_REQUIRED TASK_.
Keep only the lines of the data below that contain "κατηγορίας", and copy them.
start
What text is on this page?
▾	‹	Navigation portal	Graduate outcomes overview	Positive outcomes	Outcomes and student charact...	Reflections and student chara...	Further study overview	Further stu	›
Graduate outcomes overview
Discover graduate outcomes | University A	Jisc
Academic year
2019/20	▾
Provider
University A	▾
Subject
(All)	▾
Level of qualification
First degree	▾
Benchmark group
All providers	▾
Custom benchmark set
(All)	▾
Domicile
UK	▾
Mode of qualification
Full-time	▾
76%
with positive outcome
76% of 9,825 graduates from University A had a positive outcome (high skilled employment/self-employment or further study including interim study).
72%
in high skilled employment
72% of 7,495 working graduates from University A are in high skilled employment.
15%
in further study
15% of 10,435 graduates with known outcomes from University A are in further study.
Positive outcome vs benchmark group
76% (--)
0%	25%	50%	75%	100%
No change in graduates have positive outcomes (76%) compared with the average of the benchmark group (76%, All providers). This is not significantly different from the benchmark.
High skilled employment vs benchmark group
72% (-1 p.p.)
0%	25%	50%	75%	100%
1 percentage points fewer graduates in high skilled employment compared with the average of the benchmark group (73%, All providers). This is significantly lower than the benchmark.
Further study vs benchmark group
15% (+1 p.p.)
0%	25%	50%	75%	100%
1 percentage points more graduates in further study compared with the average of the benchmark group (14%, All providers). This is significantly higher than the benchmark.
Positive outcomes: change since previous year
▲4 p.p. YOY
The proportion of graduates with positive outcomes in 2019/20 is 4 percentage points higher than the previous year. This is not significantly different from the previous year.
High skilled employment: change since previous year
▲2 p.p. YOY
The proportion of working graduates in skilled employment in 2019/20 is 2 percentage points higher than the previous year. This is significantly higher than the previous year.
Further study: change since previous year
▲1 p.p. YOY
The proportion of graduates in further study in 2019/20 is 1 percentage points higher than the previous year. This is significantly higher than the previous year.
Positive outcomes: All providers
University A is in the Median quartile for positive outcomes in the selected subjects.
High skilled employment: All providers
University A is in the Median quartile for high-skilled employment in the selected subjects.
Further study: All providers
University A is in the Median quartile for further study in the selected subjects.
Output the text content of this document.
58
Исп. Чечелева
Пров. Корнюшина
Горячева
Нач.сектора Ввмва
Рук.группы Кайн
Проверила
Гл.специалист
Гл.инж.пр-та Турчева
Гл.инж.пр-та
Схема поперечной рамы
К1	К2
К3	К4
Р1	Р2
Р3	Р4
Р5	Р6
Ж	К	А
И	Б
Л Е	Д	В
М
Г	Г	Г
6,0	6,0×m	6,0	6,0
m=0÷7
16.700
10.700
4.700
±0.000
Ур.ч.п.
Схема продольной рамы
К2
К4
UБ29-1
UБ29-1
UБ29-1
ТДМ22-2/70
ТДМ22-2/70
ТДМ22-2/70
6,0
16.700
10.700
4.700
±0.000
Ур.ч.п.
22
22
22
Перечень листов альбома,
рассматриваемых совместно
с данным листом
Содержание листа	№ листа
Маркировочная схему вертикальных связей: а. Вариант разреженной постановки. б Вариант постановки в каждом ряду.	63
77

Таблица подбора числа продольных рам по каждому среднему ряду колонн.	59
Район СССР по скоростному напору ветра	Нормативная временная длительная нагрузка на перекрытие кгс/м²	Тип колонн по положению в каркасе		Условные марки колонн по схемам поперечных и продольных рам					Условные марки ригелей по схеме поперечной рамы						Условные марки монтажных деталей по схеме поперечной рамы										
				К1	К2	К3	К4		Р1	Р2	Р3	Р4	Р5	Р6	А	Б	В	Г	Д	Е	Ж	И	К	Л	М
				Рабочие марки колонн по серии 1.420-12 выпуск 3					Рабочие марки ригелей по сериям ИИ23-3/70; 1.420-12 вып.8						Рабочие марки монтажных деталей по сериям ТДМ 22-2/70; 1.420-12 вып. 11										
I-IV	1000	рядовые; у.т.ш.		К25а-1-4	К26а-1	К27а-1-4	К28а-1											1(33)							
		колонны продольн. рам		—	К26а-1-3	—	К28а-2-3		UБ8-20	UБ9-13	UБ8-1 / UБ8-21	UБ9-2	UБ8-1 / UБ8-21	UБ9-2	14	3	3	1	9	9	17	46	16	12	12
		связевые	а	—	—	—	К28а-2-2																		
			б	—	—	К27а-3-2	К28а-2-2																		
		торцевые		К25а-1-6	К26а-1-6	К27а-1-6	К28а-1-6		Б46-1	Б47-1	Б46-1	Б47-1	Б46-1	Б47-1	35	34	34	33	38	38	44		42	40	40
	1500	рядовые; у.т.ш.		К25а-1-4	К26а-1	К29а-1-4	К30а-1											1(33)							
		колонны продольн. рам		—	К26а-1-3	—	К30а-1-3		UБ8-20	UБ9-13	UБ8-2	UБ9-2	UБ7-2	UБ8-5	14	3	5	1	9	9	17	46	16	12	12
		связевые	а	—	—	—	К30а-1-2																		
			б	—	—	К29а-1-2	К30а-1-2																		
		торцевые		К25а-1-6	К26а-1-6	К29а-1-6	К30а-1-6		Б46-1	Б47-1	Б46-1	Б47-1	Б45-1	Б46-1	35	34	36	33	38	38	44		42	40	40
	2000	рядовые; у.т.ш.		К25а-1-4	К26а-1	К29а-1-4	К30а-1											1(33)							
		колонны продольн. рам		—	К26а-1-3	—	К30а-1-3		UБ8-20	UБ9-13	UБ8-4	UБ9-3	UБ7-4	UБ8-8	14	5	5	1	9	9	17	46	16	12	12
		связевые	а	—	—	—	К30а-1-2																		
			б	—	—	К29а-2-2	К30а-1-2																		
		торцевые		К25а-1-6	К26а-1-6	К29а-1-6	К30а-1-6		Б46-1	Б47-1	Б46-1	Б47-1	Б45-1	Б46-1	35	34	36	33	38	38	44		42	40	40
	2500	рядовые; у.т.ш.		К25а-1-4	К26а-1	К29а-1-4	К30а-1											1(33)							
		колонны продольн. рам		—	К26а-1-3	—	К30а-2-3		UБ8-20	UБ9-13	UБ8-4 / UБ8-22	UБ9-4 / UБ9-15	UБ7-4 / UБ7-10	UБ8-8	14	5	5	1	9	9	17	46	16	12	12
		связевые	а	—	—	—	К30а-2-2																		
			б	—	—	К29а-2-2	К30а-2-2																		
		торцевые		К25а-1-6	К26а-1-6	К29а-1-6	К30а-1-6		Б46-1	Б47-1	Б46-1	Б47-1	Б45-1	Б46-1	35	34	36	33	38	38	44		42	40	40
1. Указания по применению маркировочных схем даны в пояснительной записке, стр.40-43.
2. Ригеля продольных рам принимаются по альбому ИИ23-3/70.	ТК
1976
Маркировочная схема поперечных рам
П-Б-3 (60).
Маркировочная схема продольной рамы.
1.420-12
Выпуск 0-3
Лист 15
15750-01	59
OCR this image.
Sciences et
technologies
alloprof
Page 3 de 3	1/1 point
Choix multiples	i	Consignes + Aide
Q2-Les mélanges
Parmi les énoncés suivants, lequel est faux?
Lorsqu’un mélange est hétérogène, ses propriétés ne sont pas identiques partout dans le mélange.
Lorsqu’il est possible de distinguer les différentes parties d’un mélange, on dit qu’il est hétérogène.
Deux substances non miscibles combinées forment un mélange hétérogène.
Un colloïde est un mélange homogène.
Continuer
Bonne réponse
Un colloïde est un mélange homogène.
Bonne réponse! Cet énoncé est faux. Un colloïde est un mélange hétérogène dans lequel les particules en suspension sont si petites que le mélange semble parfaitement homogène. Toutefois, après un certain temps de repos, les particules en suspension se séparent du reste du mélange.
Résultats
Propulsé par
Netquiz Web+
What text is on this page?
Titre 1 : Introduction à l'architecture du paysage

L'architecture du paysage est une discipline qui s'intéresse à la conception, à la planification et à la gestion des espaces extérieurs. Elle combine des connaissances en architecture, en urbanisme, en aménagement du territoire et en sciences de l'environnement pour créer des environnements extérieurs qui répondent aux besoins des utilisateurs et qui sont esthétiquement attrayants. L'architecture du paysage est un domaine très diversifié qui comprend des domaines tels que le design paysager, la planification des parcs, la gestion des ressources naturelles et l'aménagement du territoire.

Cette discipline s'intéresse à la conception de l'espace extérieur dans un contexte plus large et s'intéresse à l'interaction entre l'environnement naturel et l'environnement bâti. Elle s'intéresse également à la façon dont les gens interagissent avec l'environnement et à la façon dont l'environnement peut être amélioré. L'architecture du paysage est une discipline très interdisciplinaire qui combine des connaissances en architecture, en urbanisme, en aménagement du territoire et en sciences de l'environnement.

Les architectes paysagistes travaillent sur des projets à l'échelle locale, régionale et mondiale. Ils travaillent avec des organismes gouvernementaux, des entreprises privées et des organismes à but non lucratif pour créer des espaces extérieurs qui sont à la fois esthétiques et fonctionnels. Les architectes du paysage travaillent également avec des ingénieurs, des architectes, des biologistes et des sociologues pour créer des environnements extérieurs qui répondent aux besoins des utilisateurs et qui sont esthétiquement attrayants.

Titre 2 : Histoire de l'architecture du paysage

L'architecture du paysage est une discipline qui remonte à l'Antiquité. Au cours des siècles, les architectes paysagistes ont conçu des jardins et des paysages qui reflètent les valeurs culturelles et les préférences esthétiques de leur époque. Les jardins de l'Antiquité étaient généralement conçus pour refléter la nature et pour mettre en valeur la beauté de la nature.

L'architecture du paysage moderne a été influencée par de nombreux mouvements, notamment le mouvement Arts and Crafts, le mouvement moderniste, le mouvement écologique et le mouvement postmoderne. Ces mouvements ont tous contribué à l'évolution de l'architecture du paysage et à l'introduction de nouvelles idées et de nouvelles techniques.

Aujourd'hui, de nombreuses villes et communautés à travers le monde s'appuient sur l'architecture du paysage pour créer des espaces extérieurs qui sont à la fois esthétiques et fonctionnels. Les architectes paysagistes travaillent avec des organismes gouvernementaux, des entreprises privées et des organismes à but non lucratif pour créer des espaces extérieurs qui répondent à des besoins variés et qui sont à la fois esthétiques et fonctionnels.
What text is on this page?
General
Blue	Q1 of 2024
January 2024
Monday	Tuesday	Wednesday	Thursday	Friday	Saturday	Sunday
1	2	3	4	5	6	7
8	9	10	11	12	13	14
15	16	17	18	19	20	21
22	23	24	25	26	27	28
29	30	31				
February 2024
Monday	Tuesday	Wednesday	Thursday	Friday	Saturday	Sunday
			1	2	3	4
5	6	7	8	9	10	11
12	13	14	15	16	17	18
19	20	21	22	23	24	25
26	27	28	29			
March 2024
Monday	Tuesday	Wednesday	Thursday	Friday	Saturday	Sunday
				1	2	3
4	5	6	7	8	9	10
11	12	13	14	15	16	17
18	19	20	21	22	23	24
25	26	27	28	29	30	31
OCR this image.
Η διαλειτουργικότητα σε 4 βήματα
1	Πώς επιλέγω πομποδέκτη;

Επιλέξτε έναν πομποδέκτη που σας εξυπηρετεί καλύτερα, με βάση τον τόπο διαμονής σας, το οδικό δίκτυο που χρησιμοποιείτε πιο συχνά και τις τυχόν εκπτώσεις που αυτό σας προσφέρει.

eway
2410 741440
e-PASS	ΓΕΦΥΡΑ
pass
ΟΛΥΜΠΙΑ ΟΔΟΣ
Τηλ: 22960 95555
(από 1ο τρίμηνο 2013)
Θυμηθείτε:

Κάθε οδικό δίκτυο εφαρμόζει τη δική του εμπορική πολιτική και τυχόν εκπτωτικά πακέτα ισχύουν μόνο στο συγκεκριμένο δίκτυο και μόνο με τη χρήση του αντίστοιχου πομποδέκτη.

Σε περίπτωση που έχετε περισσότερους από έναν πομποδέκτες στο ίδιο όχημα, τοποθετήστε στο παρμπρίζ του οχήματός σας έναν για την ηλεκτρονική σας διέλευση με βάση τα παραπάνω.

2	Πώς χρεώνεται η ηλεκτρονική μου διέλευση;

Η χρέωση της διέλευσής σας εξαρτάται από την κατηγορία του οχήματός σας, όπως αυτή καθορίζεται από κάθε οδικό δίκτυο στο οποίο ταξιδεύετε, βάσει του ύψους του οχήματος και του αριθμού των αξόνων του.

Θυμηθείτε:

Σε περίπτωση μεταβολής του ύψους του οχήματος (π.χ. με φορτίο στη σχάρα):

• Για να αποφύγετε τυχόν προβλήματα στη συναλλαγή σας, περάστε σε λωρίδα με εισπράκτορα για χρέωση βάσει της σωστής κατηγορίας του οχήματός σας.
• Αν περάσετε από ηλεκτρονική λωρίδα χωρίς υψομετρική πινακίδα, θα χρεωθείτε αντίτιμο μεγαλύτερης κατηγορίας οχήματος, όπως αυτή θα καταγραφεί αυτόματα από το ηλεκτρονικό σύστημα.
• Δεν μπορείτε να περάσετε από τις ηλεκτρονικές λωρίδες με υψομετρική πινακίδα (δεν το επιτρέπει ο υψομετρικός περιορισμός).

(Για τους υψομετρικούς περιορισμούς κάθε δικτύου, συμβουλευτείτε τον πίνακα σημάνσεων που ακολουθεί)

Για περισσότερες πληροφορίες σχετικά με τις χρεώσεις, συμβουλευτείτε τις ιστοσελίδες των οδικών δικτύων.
end
_SOLUTION FOR THIS EXERCISE_.
• Για να αποφύγετε τυχόν προβλήματα στη συναλλαγή σας, περάστε σε λωρίδα με εισπράκτορα για χρέωση βάσει της σωστής κατηγορίας του οχήματός σας.
• Αν περάσετε από ηλεκτρονική λωρίδα χωρίς υψομετρική πινακίδα, θα χρεωθείτε αντίτιμο μεγαλύτερης κατηγορίας οχήματος, όπως αυτή θα καταγραφεί αυτόματα από το ηλεκτρονικό σύστημα.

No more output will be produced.